▸ **Challenge**: Across the entries below, count the lines in which the word "JSON" occurs. Reply with the count alone.

(Data excerpts)
>>>>
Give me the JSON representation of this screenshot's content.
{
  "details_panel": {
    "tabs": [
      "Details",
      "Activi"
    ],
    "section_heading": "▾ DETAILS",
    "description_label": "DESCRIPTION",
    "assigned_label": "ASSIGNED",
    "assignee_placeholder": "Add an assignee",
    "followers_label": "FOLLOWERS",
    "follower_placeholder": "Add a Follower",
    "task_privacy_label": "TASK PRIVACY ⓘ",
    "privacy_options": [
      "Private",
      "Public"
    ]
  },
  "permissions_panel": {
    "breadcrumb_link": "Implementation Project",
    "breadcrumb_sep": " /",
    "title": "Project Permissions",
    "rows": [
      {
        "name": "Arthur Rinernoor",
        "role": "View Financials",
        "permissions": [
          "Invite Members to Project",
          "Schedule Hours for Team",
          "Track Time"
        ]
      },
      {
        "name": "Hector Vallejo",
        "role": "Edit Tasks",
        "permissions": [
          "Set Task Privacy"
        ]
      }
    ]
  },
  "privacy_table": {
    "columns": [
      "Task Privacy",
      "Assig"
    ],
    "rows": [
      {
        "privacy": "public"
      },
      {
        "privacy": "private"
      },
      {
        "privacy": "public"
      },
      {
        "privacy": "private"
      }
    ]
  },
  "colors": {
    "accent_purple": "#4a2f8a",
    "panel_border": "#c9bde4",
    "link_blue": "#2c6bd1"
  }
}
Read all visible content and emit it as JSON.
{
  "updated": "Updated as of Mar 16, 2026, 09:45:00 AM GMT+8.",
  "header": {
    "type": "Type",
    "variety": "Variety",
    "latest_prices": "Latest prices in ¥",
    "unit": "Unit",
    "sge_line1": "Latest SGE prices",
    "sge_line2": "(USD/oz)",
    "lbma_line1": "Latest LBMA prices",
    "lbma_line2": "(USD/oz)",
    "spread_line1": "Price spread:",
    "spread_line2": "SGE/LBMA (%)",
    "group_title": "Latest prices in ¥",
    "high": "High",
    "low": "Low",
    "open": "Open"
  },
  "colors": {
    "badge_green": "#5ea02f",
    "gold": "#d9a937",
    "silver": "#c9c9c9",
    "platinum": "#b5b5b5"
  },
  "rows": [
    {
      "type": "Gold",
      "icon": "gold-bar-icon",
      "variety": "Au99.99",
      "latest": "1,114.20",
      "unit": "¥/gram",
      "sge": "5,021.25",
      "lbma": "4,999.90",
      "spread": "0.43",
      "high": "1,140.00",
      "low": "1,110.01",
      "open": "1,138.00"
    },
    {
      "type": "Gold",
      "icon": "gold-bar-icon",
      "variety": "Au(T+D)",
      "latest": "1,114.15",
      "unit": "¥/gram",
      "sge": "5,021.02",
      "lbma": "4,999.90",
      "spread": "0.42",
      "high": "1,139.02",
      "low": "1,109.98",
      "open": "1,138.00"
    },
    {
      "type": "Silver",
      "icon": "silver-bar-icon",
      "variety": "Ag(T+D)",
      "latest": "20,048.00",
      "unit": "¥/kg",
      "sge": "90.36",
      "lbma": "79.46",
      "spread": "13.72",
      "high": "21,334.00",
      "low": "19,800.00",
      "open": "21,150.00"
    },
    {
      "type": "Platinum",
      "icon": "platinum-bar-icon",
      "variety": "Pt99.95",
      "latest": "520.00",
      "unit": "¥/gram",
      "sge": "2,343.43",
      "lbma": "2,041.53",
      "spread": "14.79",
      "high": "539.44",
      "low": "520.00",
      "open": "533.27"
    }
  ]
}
<<<<
>>>>
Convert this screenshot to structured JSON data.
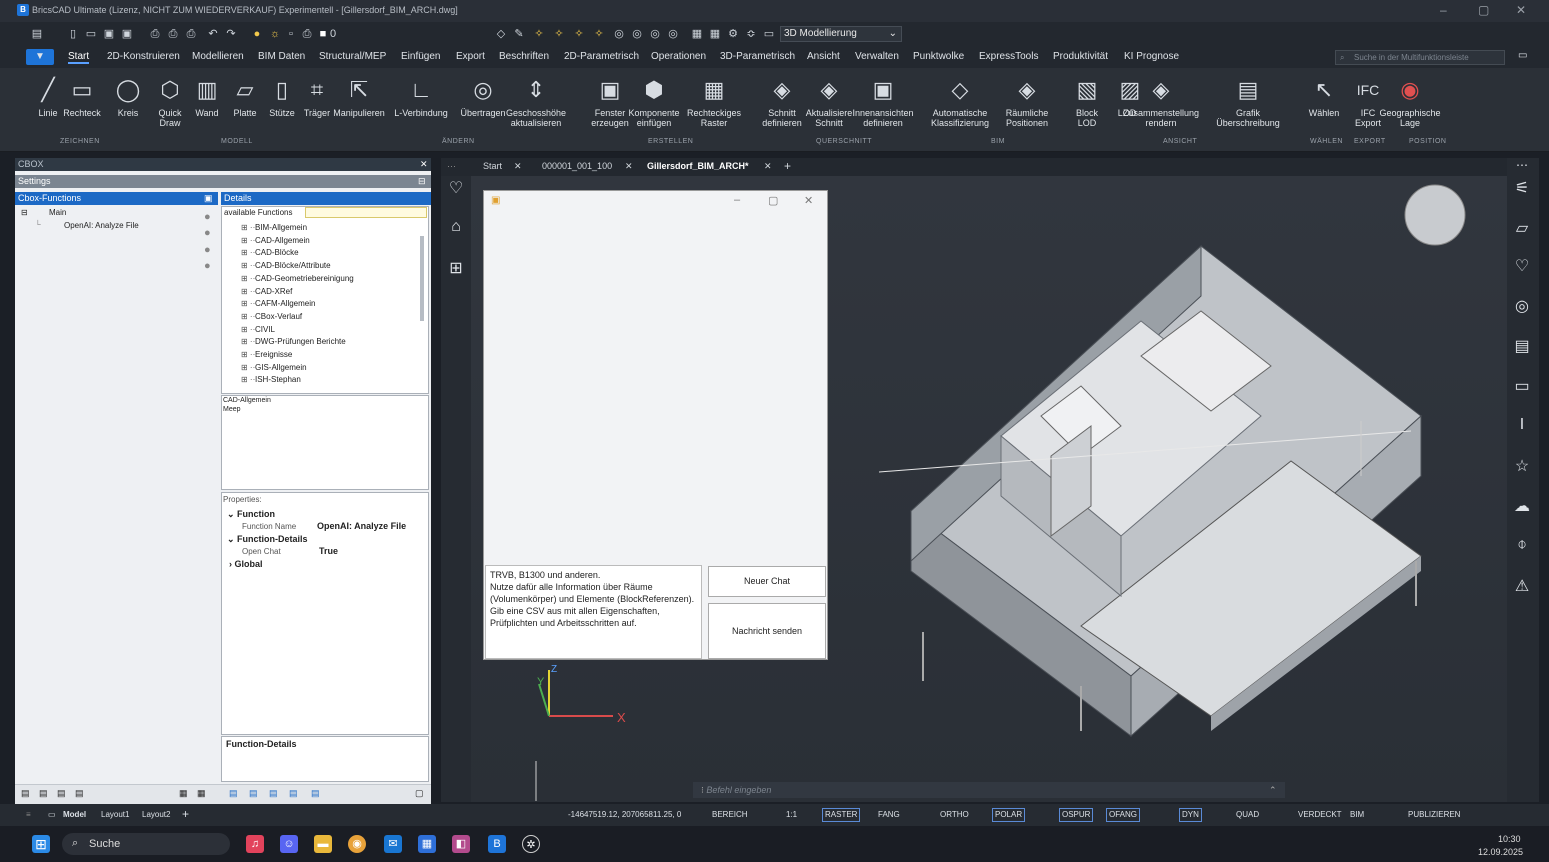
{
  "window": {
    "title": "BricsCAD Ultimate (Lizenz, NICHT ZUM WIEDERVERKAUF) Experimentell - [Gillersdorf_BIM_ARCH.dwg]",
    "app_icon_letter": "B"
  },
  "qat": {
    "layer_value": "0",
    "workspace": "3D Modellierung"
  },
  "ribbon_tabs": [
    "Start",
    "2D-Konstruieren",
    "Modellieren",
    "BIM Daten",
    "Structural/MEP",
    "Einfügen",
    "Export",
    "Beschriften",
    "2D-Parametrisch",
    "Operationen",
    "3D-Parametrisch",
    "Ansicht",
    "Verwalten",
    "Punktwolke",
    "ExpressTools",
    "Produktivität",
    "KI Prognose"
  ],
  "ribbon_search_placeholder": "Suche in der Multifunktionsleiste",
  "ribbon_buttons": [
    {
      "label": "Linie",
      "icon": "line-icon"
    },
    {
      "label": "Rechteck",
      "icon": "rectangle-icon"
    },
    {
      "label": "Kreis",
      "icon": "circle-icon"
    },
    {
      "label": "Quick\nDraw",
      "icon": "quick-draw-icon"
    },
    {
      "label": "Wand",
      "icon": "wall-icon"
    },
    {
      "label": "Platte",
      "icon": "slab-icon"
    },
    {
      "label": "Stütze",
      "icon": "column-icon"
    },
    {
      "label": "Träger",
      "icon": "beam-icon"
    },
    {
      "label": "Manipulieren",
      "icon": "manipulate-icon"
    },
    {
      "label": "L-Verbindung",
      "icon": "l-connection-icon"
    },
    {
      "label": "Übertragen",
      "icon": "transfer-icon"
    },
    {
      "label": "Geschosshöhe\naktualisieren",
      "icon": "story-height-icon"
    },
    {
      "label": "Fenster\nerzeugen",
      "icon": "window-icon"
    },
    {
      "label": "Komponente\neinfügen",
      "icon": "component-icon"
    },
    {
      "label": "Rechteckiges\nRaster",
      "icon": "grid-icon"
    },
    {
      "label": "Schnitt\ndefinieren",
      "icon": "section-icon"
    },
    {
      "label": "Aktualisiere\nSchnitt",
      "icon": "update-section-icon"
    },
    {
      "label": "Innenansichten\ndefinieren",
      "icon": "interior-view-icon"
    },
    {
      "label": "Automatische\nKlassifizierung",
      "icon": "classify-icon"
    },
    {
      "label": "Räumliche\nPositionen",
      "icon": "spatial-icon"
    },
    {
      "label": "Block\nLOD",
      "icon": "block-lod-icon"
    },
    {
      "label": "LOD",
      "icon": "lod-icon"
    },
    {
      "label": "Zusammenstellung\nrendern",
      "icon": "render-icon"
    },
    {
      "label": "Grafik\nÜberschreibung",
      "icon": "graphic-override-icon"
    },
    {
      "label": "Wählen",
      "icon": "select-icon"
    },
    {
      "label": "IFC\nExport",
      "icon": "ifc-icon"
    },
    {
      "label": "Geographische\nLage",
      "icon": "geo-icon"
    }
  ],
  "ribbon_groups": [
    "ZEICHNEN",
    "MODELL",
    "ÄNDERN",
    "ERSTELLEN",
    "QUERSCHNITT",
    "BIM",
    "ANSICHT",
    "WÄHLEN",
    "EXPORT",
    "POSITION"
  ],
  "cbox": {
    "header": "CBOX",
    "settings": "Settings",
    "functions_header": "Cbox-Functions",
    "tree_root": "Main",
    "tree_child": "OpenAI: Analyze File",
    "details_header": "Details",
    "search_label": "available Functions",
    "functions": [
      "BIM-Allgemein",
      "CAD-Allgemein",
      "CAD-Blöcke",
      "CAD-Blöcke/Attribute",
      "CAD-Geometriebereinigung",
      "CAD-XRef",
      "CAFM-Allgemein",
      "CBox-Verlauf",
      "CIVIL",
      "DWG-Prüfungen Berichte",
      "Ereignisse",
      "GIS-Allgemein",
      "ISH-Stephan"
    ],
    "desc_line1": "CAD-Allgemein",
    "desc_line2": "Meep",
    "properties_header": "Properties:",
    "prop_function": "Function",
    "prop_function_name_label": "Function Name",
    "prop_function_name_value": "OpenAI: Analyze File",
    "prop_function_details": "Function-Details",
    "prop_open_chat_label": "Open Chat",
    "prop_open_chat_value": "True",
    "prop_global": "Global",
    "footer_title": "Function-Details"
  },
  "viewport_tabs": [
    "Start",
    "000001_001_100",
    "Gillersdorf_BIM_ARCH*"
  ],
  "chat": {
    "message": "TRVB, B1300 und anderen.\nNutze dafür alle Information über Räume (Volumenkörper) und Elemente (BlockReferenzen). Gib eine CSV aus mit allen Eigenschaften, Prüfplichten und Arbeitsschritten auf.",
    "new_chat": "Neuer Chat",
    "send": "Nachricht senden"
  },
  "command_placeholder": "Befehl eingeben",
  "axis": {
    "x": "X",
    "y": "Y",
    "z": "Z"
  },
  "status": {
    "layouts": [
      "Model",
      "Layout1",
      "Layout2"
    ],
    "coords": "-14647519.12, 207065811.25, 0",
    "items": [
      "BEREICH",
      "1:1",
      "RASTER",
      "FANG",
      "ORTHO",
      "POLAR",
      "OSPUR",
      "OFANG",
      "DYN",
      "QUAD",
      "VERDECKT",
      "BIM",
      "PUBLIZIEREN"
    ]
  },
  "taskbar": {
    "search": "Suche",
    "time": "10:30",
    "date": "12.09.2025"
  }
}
<<<<
>>>>
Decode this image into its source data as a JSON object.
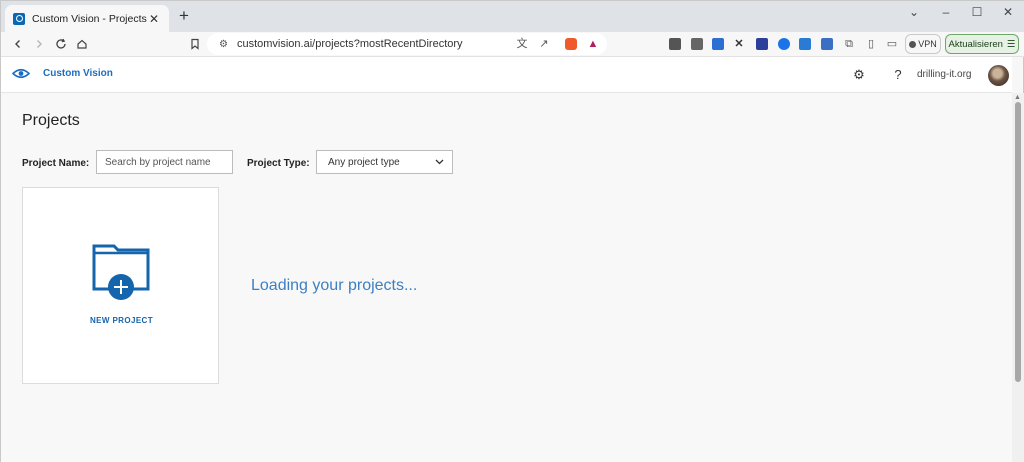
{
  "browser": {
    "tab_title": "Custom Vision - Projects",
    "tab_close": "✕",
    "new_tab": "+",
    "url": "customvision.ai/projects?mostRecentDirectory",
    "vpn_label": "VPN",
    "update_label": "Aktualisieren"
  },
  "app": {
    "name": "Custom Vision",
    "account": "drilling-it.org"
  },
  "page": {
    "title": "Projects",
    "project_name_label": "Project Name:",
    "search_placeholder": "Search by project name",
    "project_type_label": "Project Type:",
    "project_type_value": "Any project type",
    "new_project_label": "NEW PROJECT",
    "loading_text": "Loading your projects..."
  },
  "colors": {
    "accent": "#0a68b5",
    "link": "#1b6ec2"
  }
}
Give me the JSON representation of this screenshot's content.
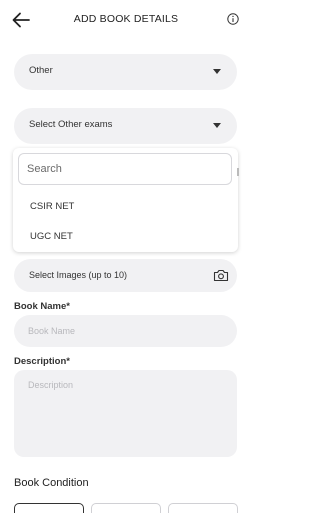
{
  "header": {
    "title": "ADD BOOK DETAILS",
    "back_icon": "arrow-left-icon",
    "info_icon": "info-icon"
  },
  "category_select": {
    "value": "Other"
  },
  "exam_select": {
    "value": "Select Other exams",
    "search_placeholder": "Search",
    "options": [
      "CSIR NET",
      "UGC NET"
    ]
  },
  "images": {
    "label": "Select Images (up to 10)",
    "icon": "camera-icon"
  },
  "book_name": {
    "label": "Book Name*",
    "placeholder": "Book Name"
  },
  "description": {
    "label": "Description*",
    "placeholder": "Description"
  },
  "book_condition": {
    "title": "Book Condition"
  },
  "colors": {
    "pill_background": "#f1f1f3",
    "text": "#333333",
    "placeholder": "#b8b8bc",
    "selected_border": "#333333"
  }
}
<<<<
▸ **Task output**: 5